WHAT IS NEEDED => Which lines below hold the word "Điểm"? Copy all of them.

▬▬▬▬▬▬▬▬▬▬

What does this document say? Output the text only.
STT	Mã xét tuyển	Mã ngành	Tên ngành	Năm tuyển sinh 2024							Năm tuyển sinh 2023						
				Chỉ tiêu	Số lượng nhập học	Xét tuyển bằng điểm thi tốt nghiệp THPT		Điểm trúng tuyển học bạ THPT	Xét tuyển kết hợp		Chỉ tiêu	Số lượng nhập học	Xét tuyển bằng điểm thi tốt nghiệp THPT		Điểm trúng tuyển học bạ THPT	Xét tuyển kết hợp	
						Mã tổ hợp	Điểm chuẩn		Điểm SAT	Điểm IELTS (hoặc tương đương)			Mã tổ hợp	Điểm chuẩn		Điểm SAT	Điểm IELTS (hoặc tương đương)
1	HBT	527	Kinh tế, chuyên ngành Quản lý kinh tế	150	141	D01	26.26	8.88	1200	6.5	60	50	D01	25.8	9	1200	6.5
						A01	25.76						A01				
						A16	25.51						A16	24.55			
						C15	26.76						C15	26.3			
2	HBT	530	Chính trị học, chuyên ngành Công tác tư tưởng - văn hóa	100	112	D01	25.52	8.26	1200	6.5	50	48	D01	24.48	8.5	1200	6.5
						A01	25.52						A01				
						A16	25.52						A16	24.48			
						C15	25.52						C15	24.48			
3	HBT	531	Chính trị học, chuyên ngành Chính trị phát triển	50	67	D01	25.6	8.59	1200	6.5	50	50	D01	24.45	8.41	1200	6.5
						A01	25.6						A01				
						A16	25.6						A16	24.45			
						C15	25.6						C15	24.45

▬▬▬▬▬▬▬▬▬▬

REPLY TO THE TASK =>
				Chỉ tiêu	Số lượng nhập học	Xét tuyển bằng điểm thi tốt nghiệp THPT		Điểm trúng tuyển học bạ THPT	Xét tuyển kết hợp		Chỉ tiêu	Số lượng nhập học	Xét tuyển bằng điểm thi tốt nghiệp THPT		Điểm trúng tuyển học bạ THPT	Xét tuyển kết hợp	
						Mã tổ hợp	Điểm chuẩn		Điểm SAT	Điểm IELTS (hoặc tương đương)			Mã tổ hợp	Điểm chuẩn		Điểm SAT	Điểm IELTS (hoặc tương đương)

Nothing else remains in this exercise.